Give the count of lines that include the string "name". Add nothing to it.

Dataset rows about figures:

** begin **

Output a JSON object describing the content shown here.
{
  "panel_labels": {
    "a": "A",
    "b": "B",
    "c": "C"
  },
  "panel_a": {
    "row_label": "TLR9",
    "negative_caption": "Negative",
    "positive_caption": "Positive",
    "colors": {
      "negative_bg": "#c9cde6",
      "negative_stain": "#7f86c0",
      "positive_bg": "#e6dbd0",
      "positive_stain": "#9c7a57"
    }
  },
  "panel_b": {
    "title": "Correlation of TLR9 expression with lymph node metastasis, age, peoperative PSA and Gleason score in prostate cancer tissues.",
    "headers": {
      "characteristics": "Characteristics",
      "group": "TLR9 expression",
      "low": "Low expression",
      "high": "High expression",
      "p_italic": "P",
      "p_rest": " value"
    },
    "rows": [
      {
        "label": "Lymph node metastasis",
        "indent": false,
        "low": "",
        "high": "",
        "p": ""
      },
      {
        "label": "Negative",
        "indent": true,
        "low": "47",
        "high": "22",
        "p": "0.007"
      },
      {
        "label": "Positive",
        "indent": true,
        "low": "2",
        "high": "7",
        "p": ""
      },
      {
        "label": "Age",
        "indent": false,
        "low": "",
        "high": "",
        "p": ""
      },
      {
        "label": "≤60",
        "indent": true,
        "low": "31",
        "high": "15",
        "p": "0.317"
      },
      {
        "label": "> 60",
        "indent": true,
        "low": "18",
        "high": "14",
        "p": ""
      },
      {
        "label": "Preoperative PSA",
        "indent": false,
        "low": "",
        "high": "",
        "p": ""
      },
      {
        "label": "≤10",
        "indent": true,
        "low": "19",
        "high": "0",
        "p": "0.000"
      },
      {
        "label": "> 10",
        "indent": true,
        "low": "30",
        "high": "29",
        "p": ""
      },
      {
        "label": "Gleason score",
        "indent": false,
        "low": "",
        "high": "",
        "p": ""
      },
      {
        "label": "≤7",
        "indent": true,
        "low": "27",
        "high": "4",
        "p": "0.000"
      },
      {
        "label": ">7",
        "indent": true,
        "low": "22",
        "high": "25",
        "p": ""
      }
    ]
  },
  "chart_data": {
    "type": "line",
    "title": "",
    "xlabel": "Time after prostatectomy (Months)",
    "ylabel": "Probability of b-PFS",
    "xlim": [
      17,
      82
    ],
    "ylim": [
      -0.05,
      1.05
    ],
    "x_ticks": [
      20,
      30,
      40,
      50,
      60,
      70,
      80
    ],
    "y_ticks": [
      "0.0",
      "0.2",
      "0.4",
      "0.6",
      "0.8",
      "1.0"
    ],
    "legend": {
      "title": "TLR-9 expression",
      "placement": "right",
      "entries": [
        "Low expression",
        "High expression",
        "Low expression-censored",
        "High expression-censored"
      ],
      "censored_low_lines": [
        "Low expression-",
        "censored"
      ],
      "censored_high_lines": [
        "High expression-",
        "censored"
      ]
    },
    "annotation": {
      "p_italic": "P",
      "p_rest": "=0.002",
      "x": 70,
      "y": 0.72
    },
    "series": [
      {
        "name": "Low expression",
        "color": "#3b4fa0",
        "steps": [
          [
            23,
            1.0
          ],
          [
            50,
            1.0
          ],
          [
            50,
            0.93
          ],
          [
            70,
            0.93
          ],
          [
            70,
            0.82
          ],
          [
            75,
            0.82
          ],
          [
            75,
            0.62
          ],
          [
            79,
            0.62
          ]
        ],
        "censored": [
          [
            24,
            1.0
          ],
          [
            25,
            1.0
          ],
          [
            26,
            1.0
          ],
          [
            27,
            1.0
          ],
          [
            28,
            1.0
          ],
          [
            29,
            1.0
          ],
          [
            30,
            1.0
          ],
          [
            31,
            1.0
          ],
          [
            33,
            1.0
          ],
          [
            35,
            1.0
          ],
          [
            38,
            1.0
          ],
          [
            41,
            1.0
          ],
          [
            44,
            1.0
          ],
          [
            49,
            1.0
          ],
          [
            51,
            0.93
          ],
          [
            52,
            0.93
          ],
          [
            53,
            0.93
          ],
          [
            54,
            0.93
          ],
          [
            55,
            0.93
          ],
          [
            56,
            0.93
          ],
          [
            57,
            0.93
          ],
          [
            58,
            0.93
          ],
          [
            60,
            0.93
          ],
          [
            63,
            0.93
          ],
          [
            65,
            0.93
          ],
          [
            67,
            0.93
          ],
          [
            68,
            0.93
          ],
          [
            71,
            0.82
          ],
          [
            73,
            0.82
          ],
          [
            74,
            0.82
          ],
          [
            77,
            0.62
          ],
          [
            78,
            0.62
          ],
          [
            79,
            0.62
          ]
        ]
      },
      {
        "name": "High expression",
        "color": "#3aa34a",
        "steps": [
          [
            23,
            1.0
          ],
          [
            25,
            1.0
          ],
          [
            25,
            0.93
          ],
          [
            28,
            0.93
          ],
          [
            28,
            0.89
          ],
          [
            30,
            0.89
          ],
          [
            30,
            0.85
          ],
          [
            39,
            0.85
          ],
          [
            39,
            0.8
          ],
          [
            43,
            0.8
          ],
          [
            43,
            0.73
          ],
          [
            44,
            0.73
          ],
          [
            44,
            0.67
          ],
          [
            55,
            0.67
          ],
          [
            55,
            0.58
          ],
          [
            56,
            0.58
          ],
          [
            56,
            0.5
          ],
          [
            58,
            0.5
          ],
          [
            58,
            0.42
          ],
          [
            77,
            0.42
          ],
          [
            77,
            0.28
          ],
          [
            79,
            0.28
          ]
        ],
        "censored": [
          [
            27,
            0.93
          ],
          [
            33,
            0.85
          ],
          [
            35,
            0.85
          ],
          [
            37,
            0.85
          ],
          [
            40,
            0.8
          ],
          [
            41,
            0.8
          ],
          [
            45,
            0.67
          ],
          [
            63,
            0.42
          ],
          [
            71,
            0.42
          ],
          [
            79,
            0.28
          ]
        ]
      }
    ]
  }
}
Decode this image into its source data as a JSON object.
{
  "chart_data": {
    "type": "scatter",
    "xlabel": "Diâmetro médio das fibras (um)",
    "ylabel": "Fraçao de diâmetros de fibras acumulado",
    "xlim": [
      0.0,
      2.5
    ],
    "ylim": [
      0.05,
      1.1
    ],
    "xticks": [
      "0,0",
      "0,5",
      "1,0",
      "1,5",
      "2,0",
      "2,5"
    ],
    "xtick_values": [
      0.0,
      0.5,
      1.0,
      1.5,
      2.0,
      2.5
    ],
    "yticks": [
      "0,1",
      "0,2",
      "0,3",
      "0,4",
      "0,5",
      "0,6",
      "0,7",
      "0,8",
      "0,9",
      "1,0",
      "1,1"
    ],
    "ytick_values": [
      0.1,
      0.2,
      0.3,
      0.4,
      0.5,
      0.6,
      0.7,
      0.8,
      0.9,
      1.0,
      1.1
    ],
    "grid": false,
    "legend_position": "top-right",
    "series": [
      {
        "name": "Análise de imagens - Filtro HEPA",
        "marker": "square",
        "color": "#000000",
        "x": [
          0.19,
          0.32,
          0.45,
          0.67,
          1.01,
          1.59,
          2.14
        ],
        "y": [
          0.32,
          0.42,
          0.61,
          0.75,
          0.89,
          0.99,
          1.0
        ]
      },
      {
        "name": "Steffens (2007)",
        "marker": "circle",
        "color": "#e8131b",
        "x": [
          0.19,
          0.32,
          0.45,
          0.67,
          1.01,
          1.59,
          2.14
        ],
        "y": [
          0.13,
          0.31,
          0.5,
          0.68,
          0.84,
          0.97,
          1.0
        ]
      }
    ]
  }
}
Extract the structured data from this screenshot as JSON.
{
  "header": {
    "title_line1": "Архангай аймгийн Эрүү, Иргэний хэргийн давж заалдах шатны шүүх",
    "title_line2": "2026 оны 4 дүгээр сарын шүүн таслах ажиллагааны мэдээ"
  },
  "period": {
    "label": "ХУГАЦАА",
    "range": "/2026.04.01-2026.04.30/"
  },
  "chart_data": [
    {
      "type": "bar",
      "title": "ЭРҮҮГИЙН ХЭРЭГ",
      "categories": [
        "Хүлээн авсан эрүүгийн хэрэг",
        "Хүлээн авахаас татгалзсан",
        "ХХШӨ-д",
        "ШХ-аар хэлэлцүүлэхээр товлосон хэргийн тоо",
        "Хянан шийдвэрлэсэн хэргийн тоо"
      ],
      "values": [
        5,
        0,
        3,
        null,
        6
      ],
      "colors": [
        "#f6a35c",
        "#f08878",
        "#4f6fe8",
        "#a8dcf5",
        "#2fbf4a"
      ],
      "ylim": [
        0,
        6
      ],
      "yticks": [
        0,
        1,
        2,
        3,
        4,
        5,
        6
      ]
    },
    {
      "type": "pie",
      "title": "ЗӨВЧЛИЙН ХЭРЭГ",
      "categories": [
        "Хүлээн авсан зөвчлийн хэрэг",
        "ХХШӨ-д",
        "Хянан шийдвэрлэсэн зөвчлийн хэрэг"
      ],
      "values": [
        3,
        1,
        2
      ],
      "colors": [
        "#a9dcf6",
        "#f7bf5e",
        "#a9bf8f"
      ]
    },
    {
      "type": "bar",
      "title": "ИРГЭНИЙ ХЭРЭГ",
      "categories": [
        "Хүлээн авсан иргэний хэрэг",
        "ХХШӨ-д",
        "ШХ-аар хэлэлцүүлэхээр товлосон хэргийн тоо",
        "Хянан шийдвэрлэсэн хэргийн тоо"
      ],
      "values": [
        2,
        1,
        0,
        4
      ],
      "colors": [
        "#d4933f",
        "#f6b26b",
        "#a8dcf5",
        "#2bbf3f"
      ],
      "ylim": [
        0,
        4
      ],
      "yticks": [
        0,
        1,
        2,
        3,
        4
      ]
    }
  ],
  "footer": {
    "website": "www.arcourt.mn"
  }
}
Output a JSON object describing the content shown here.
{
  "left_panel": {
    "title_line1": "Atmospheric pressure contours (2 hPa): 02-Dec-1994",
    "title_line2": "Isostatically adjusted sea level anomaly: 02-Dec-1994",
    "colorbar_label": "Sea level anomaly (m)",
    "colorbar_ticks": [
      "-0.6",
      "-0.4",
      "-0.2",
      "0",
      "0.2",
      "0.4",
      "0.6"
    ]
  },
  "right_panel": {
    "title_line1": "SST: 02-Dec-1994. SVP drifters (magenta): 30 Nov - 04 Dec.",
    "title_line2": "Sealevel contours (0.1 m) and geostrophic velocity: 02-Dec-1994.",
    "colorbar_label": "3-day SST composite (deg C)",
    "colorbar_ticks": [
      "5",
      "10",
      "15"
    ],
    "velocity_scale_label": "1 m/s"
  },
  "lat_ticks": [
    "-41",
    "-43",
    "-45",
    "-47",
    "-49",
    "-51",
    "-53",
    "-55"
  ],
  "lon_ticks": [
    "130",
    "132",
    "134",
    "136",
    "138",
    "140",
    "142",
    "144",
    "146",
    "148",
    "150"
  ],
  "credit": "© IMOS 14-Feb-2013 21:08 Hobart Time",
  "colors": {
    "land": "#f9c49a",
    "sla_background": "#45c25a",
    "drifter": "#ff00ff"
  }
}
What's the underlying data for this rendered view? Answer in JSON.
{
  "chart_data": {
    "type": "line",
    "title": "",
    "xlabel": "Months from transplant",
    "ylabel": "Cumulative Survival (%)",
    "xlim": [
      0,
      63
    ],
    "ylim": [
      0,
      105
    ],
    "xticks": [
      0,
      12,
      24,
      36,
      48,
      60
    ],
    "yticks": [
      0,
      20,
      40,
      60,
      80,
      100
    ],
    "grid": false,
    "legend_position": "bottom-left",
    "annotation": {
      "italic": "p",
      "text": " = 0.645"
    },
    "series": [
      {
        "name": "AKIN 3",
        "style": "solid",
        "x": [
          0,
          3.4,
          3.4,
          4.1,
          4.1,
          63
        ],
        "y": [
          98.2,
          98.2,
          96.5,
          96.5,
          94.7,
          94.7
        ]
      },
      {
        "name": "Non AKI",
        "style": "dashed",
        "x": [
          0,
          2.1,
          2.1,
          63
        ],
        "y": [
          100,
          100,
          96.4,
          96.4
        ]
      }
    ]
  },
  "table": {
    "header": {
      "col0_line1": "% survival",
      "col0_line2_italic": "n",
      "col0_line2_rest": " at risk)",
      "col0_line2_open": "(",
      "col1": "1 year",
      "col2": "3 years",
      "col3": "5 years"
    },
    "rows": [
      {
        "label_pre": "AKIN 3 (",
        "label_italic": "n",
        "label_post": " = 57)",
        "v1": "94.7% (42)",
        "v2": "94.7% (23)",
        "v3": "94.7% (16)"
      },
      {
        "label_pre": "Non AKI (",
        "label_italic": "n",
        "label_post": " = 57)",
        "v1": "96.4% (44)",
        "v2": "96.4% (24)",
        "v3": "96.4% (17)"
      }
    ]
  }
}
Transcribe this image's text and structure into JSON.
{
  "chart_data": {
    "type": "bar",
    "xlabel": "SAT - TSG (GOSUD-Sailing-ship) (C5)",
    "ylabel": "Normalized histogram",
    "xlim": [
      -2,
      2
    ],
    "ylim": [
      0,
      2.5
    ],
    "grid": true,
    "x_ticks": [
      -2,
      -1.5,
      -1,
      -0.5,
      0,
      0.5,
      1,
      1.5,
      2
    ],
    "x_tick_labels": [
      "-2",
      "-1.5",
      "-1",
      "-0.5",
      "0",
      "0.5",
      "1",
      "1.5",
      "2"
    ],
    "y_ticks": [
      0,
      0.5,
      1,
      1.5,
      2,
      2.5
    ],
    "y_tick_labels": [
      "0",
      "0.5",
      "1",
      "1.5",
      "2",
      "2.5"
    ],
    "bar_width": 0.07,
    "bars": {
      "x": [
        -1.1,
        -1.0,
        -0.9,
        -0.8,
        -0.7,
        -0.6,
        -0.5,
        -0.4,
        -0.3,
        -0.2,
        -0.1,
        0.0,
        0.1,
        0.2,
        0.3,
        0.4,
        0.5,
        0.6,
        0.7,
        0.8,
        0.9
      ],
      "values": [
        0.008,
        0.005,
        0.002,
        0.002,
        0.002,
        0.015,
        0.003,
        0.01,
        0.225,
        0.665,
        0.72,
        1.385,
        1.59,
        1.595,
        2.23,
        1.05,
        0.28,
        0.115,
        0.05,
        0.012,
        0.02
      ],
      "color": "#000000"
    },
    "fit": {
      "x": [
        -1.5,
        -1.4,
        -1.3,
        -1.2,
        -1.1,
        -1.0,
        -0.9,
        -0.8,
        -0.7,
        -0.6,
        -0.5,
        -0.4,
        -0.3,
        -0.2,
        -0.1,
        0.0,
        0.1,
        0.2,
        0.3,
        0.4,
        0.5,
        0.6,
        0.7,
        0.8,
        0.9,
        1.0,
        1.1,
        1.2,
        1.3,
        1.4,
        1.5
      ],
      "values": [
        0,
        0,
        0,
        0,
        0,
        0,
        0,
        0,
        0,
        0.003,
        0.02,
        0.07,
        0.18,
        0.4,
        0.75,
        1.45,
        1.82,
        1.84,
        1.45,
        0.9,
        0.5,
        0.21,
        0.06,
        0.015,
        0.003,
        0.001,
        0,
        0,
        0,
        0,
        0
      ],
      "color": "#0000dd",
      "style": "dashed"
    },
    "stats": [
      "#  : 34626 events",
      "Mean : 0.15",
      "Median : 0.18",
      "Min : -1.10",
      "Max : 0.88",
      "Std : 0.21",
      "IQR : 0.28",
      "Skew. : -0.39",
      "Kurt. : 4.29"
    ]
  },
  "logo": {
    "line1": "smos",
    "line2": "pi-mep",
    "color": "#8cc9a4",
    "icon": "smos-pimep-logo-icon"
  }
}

** end **

RESULT FOR THIS TASK:
6